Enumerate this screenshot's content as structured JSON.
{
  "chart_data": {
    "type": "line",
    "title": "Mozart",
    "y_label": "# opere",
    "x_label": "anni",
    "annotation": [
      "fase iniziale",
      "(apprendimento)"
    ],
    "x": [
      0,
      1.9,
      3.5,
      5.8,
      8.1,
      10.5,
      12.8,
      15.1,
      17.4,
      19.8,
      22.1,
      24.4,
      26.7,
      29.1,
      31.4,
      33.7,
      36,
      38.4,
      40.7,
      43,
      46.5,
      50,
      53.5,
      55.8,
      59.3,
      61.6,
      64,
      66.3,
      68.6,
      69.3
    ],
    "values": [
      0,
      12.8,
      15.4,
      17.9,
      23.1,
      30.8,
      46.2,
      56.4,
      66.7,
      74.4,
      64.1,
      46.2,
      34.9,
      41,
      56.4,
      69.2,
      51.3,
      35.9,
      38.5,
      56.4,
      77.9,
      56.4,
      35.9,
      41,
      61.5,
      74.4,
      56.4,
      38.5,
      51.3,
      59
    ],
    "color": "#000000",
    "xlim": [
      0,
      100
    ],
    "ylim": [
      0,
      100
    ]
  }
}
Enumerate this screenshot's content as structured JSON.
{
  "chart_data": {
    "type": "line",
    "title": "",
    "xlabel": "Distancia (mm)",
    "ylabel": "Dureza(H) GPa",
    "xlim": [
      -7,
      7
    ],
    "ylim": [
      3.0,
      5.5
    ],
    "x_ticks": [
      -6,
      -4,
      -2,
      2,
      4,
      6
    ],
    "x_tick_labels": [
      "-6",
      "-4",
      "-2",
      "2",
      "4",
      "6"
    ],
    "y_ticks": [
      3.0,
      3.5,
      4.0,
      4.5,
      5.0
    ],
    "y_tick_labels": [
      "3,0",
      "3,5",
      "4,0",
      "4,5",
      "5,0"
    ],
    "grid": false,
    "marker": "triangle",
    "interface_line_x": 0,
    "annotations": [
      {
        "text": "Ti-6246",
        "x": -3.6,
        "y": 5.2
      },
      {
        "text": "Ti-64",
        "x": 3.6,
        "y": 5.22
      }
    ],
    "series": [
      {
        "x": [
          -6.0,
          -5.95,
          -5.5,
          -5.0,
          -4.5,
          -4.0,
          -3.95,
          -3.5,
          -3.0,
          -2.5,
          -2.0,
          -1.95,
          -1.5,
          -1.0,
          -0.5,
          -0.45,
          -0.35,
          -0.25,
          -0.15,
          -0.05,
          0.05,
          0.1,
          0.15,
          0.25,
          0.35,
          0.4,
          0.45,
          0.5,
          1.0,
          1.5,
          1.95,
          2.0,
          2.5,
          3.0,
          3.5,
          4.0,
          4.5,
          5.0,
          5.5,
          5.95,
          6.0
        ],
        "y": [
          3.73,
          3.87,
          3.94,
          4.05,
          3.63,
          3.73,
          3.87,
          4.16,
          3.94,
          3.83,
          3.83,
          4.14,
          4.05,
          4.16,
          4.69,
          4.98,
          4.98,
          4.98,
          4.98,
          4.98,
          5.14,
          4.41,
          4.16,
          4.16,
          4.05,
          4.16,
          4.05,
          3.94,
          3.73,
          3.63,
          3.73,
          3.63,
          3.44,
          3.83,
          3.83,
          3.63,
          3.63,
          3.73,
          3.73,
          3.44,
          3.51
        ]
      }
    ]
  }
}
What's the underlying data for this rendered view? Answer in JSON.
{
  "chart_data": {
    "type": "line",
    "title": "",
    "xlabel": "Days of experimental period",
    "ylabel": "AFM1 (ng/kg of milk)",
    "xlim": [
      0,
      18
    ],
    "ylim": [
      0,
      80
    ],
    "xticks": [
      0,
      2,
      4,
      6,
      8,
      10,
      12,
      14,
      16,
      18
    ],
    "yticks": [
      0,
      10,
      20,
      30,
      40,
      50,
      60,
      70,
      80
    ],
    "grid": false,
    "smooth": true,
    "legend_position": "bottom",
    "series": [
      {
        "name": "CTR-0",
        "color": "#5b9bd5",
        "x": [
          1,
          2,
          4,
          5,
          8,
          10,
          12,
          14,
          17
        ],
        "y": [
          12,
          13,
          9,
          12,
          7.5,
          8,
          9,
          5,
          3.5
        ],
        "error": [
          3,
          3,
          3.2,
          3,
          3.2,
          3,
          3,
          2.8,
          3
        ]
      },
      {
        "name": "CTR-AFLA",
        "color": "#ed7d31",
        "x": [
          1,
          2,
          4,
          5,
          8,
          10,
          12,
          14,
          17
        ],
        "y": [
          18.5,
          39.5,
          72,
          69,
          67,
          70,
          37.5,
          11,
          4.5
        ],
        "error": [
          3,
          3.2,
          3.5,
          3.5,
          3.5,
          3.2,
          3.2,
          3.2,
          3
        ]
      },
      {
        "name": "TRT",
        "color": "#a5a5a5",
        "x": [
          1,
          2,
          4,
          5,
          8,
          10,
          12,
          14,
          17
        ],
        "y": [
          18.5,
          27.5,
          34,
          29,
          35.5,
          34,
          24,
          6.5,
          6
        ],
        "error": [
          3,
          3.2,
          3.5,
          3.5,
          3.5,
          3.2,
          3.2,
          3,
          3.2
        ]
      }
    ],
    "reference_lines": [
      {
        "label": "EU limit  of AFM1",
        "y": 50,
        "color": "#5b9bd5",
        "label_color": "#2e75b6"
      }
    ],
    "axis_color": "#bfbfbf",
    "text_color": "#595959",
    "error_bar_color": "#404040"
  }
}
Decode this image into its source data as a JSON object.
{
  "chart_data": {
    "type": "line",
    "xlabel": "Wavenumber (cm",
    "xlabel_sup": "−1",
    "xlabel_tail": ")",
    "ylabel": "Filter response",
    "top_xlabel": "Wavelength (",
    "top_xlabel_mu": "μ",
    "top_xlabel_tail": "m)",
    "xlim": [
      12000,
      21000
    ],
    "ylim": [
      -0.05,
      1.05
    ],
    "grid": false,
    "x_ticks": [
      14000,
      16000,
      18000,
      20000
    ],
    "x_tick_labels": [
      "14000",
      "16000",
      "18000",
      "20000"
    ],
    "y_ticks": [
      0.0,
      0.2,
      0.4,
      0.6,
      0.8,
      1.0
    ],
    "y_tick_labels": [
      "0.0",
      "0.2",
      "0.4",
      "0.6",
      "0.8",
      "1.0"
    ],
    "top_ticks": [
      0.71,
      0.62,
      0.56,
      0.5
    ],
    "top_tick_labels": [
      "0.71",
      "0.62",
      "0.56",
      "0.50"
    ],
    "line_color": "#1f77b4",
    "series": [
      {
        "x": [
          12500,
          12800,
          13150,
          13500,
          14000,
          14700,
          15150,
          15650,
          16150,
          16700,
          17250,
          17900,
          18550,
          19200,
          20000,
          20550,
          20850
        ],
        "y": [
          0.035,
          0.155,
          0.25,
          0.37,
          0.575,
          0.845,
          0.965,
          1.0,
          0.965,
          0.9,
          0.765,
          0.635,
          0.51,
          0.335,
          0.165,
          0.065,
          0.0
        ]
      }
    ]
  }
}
# # #
Reproduce each record exactly, leaving nothing out.

Enumerate this screenshot's content as structured JSON.
{
  "chart_data": {
    "type": "line",
    "title": "Mozart",
    "y_label": "# opere",
    "x_label": "anni",
    "annotation": [
      "fase iniziale",
      "(apprendimento)"
    ],
    "x": [
      0,
      1.9,
      3.5,
      5.8,
      8.1,
      10.5,
      12.8,
      15.1,
      17.4,
      19.8,
      22.1,
      24.4,
      26.7,
      29.1,
      31.4,
      33.7,
      36,
      38.4,
      40.7,
      43,
      46.5,
      50,
      53.5,
      55.8,
      59.3,
      61.6,
      64,
      66.3,
      68.6,
      69.3
    ],
    "values": [
      0,
      12.8,
      15.4,
      17.9,
      23.1,
      30.8,
      46.2,
      56.4,
      66.7,
      74.4,
      64.1,
      46.2,
      34.9,
      41,
      56.4,
      69.2,
      51.3,
      35.9,
      38.5,
      56.4,
      77.9,
      56.4,
      35.9,
      41,
      61.5,
      74.4,
      56.4,
      38.5,
      51.3,
      59
    ],
    "color": "#000000",
    "xlim": [
      0,
      100
    ],
    "ylim": [
      0,
      100
    ]
  }
}
Enumerate this screenshot's content as structured JSON.
{
  "chart_data": {
    "type": "line",
    "title": "",
    "xlabel": "Distancia (mm)",
    "ylabel": "Dureza(H) GPa",
    "xlim": [
      -7,
      7
    ],
    "ylim": [
      3.0,
      5.5
    ],
    "x_ticks": [
      -6,
      -4,
      -2,
      2,
      4,
      6
    ],
    "x_tick_labels": [
      "-6",
      "-4",
      "-2",
      "2",
      "4",
      "6"
    ],
    "y_ticks": [
      3.0,
      3.5,
      4.0,
      4.5,
      5.0
    ],
    "y_tick_labels": [
      "3,0",
      "3,5",
      "4,0",
      "4,5",
      "5,0"
    ],
    "grid": false,
    "marker": "triangle",
    "interface_line_x": 0,
    "annotations": [
      {
        "text": "Ti-6246",
        "x": -3.6,
        "y": 5.2
      },
      {
        "text": "Ti-64",
        "x": 3.6,
        "y": 5.22
      }
    ],
    "series": [
      {
        "x": [
          -6.0,
          -5.95,
          -5.5,
          -5.0,
          -4.5,
          -4.0,
          -3.95,
          -3.5,
          -3.0,
          -2.5,
          -2.0,
          -1.95,
          -1.5,
          -1.0,
          -0.5,
          -0.45,
          -0.35,
          -0.25,
          -0.15,
          -0.05,
          0.05,
          0.1,
          0.15,
          0.25,
          0.35,
          0.4,
          0.45,
          0.5,
          1.0,
          1.5,
          1.95,
          2.0,
          2.5,
          3.0,
          3.5,
          4.0,
          4.5,
          5.0,
          5.5,
          5.95,
          6.0
        ],
        "y": [
          3.73,
          3.87,
          3.94,
          4.05,
          3.63,
          3.73,
          3.87,
          4.16,
          3.94,
          3.83,
          3.83,
          4.14,
          4.05,
          4.16,
          4.69,
          4.98,
          4.98,
          4.98,
          4.98,
          4.98,
          5.14,
          4.41,
          4.16,
          4.16,
          4.05,
          4.16,
          4.05,
          3.94,
          3.73,
          3.63,
          3.73,
          3.63,
          3.44,
          3.83,
          3.83,
          3.63,
          3.63,
          3.73,
          3.73,
          3.44,
          3.51
        ]
      }
    ]
  }
}
What's the underlying data for this rendered view? Answer in JSON.
{
  "chart_data": {
    "type": "line",
    "title": "",
    "xlabel": "Days of experimental period",
    "ylabel": "AFM1 (ng/kg of milk)",
    "xlim": [
      0,
      18
    ],
    "ylim": [
      0,
      80
    ],
    "xticks": [
      0,
      2,
      4,
      6,
      8,
      10,
      12,
      14,
      16,
      18
    ],
    "yticks": [
      0,
      10,
      20,
      30,
      40,
      50,
      60,
      70,
      80
    ],
    "grid": false,
    "smooth": true,
    "legend_position": "bottom",
    "series": [
      {
        "name": "CTR-0",
        "color": "#5b9bd5",
        "x": [
          1,
          2,
          4,
          5,
          8,
          10,
          12,
          14,
          17
        ],
        "y": [
          12,
          13,
          9,
          12,
          7.5,
          8,
          9,
          5,
          3.5
        ],
        "error": [
          3,
          3,
          3.2,
          3,
          3.2,
          3,
          3,
          2.8,
          3
        ]
      },
      {
        "name": "CTR-AFLA",
        "color": "#ed7d31",
        "x": [
          1,
          2,
          4,
          5,
          8,
          10,
          12,
          14,
          17
        ],
        "y": [
          18.5,
          39.5,
          72,
          69,
          67,
          70,
          37.5,
          11,
          4.5
        ],
        "error": [
          3,
          3.2,
          3.5,
          3.5,
          3.5,
          3.2,
          3.2,
          3.2,
          3
        ]
      },
      {
        "name": "TRT",
        "color": "#a5a5a5",
        "x": [
          1,
          2,
          4,
          5,
          8,
          10,
          12,
          14,
          17
        ],
        "y": [
          18.5,
          27.5,
          34,
          29,
          35.5,
          34,
          24,
          6.5,
          6
        ],
        "error": [
          3,
          3.2,
          3.5,
          3.5,
          3.5,
          3.2,
          3.2,
          3,
          3.2
        ]
      }
    ],
    "reference_lines": [
      {
        "label": "EU limit  of AFM1",
        "y": 50,
        "color": "#5b9bd5",
        "label_color": "#2e75b6"
      }
    ],
    "axis_color": "#bfbfbf",
    "text_color": "#595959",
    "error_bar_color": "#404040"
  }
}
Decode this image into its source data as a JSON object.
{
  "chart_data": {
    "type": "line",
    "xlabel": "Wavenumber (cm",
    "xlabel_sup": "−1",
    "xlabel_tail": ")",
    "ylabel": "Filter response",
    "top_xlabel": "Wavelength (",
    "top_xlabel_mu": "μ",
    "top_xlabel_tail": "m)",
    "xlim": [
      12000,
      21000
    ],
    "ylim": [
      -0.05,
      1.05
    ],
    "grid": false,
    "x_ticks": [
      14000,
      16000,
      18000,
      20000
    ],
    "x_tick_labels": [
      "14000",
      "16000",
      "18000",
      "20000"
    ],
    "y_ticks": [
      0.0,
      0.2,
      0.4,
      0.6,
      0.8,
      1.0
    ],
    "y_tick_labels": [
      "0.0",
      "0.2",
      "0.4",
      "0.6",
      "0.8",
      "1.0"
    ],
    "top_ticks": [
      0.71,
      0.62,
      0.56,
      0.5
    ],
    "top_tick_labels": [
      "0.71",
      "0.62",
      "0.56",
      "0.50"
    ],
    "line_color": "#1f77b4",
    "series": [
      {
        "x": [
          12500,
          12800,
          13150,
          13500,
          14000,
          14700,
          15150,
          15650,
          16150,
          16700,
          17250,
          17900,
          18550,
          19200,
          20000,
          20550,
          20850
        ],
        "y": [
          0.035,
          0.155,
          0.25,
          0.37,
          0.575,
          0.845,
          0.965,
          1.0,
          0.965,
          0.9,
          0.765,
          0.635,
          0.51,
          0.335,
          0.165,
          0.065,
          0.0
        ]
      }
    ]
  }
}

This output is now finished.